##### DATA FOR THE TASK #####

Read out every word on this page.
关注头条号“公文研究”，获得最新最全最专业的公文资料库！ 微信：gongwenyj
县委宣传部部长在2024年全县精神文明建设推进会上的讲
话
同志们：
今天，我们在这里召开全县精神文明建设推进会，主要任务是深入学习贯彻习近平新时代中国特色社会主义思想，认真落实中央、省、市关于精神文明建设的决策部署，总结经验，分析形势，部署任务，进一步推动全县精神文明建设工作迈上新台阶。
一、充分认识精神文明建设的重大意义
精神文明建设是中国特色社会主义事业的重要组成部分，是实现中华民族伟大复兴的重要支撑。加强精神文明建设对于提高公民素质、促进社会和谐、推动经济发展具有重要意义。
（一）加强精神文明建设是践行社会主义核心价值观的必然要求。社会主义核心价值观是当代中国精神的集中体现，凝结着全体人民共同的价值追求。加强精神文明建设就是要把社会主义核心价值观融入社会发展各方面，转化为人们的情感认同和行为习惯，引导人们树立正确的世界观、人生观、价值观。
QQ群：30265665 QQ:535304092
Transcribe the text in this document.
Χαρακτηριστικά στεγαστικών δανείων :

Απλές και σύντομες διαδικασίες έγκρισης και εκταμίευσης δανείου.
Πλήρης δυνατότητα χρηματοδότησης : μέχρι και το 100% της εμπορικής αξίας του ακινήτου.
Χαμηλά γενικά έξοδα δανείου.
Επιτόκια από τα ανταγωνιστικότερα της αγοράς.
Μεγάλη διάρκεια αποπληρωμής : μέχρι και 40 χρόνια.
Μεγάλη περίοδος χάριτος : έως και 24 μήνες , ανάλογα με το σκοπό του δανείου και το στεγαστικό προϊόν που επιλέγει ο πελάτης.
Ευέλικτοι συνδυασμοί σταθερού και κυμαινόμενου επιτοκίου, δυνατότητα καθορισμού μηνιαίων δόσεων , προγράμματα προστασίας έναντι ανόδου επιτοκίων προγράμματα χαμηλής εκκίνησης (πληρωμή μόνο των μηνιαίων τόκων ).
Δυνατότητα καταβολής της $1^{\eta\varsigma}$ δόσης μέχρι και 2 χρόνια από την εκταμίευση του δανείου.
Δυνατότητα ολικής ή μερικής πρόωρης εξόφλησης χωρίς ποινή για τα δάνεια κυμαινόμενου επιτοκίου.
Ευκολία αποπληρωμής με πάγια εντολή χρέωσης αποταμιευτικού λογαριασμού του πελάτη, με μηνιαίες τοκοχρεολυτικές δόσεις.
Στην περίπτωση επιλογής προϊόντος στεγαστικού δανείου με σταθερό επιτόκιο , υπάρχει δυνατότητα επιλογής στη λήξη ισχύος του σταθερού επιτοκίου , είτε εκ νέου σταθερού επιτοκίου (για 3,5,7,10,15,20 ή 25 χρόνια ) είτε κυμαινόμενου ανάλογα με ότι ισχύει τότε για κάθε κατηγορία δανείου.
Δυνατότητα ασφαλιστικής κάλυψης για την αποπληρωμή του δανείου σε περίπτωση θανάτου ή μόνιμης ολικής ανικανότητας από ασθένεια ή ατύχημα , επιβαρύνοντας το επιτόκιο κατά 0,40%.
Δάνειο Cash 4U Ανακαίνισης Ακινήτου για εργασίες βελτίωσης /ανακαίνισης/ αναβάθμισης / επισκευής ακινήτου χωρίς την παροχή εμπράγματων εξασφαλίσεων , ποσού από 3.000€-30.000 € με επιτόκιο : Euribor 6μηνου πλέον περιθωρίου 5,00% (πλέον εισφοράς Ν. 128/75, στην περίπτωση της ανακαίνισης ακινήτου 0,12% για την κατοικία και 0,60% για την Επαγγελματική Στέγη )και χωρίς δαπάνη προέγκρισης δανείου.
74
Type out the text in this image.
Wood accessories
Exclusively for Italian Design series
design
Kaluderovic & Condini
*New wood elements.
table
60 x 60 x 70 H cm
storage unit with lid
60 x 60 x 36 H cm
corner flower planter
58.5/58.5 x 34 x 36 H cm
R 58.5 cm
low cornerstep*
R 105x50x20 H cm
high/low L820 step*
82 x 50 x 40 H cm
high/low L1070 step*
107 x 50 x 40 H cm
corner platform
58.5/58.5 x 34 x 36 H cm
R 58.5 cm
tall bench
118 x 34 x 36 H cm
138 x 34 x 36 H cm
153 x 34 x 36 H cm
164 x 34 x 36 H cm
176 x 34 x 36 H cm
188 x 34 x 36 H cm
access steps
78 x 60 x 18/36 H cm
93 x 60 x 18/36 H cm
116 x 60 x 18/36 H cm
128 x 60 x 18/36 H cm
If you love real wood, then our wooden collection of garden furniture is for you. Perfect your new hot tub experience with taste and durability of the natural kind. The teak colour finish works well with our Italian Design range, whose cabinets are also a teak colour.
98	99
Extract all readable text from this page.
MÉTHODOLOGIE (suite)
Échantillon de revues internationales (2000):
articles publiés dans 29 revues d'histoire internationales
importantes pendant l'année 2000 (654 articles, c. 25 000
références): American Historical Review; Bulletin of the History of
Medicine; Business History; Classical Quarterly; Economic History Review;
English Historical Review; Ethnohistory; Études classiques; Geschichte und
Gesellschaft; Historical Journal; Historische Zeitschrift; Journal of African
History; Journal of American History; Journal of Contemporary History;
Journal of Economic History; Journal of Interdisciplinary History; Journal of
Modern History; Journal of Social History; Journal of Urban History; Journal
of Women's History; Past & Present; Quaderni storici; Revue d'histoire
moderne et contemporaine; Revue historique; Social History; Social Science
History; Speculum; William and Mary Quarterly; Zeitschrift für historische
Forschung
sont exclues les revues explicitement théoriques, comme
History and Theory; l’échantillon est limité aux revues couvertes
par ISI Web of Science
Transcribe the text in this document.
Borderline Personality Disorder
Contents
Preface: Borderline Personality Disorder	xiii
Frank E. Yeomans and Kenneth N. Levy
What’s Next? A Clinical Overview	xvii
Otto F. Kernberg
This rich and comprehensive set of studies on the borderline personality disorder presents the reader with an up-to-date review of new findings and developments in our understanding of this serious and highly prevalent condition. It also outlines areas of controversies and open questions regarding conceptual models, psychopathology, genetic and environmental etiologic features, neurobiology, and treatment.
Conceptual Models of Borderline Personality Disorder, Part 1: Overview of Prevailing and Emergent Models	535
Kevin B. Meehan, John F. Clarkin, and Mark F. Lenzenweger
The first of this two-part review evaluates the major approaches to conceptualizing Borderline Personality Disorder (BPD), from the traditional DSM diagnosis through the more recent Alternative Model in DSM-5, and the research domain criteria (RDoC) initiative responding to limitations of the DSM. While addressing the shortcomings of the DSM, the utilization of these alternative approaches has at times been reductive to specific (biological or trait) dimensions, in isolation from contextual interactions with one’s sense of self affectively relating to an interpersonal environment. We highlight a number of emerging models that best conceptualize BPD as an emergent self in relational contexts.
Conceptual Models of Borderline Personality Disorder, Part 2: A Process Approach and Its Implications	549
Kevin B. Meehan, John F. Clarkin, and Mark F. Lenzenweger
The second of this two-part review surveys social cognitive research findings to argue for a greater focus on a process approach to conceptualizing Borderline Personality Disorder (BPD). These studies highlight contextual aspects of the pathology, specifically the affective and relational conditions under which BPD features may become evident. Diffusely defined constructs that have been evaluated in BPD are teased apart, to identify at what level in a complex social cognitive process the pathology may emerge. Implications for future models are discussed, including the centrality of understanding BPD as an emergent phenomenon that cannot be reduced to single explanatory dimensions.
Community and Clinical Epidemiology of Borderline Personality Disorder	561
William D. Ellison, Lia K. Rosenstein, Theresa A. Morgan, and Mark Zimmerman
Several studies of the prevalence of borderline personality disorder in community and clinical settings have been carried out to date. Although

#####

- [WHAT YOU ARE ASKED TO DO]
Return all the lines that contain the string "studies".

- [CORRECT ANSWER]
This rich and comprehensive set of studies on the borderline personality disorder presents the reader with an up-to-date review of new findings and developments in our understanding of this serious and highly prevalent condition. It also outlines areas of controversies and open questions regarding conceptual models, psychopathology, genetic and environmental etiologic features, neurobiology, and treatment.
The second of this two-part review surveys social cognitive research findings to argue for a greater focus on a process approach to conceptualizing Borderline Personality Disorder (BPD). These studies highlight contextual aspects of the pathology, specifically the affective and relational conditions under which BPD features may become evident. Diffusely defined constructs that have been evaluated in BPD are teased apart, to identify at what level in a complex social cognitive process the pathology may emerge. Implications for future models are discussed, including the centrality of understanding BPD as an emergent phenomenon that cannot be reduced to single explanatory dimensions.
Several studies of the prevalence of borderline personality disorder in community and clinical settings have been carried out to date. Although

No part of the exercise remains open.